----- Stored data

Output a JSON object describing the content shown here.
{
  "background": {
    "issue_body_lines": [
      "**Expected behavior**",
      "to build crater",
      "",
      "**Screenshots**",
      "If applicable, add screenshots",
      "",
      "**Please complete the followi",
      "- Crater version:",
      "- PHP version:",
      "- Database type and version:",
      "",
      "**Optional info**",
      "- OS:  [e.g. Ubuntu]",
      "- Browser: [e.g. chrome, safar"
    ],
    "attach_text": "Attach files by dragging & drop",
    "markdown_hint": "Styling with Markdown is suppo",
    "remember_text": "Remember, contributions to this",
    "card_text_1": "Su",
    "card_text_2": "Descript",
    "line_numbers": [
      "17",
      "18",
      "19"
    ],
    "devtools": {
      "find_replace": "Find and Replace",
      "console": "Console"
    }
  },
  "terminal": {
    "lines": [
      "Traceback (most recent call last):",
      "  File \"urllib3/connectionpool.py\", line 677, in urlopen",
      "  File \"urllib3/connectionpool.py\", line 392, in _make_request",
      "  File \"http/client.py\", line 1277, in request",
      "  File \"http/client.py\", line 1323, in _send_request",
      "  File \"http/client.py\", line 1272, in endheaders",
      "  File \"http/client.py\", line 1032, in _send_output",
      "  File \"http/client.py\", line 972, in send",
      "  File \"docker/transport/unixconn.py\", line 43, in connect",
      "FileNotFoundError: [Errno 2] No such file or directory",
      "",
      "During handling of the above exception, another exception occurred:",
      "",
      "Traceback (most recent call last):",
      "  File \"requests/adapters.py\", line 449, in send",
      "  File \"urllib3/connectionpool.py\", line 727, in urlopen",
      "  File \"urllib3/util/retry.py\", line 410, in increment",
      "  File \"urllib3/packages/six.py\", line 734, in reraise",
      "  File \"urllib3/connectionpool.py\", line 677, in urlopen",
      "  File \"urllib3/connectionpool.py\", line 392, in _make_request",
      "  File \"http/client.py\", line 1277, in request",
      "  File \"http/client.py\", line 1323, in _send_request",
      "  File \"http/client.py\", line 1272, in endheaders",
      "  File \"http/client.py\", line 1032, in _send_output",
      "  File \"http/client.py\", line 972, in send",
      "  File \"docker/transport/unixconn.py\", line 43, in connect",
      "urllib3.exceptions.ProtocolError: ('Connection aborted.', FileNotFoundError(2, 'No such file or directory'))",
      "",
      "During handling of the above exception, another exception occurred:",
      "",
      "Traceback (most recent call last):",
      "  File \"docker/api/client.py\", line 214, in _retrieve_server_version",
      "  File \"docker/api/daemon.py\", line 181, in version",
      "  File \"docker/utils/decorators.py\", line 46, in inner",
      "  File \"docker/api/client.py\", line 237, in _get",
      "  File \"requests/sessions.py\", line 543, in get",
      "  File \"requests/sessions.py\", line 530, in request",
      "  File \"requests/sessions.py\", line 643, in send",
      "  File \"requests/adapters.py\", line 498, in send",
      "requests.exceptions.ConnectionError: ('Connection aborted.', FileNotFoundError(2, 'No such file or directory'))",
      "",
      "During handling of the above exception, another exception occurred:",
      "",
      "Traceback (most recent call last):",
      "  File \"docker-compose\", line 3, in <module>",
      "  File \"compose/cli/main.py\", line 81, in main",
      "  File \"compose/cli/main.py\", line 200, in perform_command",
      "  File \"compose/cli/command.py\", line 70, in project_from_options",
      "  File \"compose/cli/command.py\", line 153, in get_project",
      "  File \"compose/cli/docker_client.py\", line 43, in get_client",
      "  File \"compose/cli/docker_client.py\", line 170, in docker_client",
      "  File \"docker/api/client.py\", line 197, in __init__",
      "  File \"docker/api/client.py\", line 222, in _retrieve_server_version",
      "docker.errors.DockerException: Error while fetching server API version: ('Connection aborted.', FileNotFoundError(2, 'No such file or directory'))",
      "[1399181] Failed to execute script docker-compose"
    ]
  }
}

----------

In the lines above, locate the string "directory". Copy every line where it occurs.

      "FileNotFoundError: [Errno 2] No such file or directory",
      "urllib3.exceptions.ProtocolError: ('Connection aborted.', FileNotFoundError(2, 'No such file or directory'))",
      "requests.exceptions.ConnectionError: ('Connection aborted.', FileNotFoundError(2, 'No such file or directory'))",
      "docker.errors.DockerException: Error while fetching server API version: ('Connection aborted.', FileNotFoundError(2, 'No such file or directory'))",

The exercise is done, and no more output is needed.